::: GIVEN ENTRIES :::

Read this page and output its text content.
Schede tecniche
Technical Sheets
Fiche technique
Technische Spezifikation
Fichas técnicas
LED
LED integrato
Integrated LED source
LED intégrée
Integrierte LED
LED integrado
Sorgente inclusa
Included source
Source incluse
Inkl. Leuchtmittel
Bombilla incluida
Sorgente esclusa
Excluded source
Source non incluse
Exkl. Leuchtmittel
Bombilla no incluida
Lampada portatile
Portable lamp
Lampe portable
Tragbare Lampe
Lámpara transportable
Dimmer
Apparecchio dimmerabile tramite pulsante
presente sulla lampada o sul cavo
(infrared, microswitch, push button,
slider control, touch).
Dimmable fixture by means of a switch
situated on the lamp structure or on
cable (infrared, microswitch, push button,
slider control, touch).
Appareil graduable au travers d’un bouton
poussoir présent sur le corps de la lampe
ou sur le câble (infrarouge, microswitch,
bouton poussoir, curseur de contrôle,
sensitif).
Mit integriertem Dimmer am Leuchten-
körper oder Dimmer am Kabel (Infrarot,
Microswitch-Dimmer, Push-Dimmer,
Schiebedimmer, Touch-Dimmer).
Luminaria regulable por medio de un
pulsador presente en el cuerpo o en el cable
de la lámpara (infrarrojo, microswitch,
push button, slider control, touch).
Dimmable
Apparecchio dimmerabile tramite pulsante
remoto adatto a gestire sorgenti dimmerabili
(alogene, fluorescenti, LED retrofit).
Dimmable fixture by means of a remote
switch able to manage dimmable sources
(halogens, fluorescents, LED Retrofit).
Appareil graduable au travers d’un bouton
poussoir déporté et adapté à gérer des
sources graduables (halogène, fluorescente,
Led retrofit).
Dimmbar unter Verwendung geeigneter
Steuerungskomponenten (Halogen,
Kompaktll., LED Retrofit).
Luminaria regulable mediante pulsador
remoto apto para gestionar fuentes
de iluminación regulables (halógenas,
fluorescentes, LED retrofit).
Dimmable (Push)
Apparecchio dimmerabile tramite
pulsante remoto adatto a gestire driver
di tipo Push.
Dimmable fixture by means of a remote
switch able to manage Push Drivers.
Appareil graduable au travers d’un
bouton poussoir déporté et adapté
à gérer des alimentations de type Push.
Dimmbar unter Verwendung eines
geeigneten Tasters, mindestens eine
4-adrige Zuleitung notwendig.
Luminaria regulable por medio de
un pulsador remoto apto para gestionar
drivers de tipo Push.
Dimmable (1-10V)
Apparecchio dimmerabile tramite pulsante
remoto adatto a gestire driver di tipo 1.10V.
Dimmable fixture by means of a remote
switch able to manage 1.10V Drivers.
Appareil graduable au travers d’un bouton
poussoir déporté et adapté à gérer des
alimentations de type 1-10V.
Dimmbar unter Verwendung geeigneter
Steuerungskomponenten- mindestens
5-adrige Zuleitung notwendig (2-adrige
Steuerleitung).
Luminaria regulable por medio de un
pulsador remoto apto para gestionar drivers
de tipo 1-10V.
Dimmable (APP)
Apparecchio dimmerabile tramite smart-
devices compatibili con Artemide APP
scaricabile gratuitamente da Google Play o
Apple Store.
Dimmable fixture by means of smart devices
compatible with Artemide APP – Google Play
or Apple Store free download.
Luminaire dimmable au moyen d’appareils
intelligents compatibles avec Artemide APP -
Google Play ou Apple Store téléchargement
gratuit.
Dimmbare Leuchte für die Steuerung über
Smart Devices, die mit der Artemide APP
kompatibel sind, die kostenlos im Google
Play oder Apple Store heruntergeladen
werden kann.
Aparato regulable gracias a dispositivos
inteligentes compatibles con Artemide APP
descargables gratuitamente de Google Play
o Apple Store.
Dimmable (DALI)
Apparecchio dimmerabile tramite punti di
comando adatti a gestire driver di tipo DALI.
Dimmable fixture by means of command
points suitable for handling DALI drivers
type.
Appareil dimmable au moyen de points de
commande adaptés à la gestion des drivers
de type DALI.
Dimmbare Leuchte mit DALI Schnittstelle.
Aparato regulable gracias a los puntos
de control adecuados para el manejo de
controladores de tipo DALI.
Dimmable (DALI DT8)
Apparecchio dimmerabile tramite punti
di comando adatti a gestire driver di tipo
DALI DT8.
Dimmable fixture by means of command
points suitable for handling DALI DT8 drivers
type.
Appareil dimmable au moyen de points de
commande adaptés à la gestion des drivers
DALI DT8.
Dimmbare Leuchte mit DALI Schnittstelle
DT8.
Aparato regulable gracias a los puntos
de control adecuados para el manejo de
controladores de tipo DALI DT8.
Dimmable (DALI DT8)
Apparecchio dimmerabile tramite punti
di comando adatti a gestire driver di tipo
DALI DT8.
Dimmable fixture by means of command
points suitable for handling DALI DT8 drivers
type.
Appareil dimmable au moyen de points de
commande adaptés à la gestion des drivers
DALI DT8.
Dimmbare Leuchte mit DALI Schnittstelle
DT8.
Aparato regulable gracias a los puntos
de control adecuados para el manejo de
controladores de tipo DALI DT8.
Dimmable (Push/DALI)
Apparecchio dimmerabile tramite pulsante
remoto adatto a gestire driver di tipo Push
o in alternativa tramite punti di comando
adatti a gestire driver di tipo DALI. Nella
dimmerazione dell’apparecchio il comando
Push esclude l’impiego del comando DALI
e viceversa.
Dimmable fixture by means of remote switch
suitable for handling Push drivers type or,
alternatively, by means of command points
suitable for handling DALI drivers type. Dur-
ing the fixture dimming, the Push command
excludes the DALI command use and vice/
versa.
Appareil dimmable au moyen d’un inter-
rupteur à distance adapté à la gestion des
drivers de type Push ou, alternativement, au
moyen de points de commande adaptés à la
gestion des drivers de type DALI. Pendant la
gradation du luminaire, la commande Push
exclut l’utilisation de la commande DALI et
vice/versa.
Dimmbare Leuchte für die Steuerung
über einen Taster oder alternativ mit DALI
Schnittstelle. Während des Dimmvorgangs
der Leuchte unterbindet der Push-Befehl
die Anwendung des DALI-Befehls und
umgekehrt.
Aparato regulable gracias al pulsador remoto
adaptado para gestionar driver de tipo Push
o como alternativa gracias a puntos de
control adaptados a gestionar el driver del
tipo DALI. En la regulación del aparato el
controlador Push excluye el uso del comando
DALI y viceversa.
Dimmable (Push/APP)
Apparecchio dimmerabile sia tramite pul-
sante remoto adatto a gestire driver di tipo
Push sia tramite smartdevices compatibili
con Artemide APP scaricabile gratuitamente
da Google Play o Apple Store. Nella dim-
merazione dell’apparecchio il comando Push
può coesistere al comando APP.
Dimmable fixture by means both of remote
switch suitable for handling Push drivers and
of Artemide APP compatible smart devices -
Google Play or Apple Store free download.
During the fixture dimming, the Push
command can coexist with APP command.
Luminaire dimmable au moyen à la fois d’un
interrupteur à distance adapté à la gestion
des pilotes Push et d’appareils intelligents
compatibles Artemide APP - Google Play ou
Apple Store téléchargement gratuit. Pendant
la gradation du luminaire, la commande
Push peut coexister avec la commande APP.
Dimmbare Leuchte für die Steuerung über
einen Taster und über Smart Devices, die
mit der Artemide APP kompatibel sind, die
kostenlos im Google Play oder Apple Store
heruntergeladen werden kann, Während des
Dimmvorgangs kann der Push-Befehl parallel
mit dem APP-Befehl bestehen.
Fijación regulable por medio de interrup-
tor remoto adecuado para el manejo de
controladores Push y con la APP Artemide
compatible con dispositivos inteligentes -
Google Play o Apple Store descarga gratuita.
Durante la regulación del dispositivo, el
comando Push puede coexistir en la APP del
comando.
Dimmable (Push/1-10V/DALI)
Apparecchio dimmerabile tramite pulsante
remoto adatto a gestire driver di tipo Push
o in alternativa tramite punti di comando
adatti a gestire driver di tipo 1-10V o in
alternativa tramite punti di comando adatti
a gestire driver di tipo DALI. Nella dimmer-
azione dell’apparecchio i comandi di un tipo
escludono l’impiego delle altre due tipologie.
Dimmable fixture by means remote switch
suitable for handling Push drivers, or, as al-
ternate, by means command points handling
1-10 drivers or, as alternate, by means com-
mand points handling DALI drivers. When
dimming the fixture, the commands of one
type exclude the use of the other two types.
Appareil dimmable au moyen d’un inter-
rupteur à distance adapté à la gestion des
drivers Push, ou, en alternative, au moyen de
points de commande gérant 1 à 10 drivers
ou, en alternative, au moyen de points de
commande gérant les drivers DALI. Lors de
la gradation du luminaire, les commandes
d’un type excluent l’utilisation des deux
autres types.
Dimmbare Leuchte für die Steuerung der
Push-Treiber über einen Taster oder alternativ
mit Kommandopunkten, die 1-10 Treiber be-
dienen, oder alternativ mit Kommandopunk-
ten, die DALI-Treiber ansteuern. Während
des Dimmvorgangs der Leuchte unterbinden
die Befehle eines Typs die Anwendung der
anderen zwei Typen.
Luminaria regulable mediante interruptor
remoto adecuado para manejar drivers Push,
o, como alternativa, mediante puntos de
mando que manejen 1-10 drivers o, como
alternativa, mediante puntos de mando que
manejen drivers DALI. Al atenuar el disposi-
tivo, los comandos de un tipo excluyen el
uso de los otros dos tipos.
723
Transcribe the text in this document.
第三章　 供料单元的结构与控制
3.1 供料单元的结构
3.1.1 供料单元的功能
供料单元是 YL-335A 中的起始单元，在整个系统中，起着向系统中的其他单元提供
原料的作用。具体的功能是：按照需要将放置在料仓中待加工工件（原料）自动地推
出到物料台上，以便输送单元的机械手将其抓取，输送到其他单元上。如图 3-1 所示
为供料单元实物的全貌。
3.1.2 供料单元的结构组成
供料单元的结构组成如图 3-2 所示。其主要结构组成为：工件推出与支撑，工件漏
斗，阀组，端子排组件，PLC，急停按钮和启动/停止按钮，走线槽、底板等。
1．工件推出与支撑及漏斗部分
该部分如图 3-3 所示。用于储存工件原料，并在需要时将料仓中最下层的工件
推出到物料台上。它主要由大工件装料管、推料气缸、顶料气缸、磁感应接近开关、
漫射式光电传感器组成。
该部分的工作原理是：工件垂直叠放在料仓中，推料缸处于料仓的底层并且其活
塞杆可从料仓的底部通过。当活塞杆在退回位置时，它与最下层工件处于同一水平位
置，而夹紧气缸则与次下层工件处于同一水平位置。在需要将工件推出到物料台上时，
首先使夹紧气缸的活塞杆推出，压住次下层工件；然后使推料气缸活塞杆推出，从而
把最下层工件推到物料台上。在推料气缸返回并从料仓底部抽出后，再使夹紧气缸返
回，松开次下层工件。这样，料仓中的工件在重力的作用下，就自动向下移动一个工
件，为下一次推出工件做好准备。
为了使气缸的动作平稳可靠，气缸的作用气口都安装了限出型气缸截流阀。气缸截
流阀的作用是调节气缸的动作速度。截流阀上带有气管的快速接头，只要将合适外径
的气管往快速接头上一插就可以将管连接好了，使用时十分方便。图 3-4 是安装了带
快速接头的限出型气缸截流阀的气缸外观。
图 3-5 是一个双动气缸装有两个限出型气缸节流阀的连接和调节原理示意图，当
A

:::

● WHAT YOU NEED TO DO
Count up the lines in the listing that hold the word "kann", and give that number only.

● ANSWER TO THIS EXERCISE
3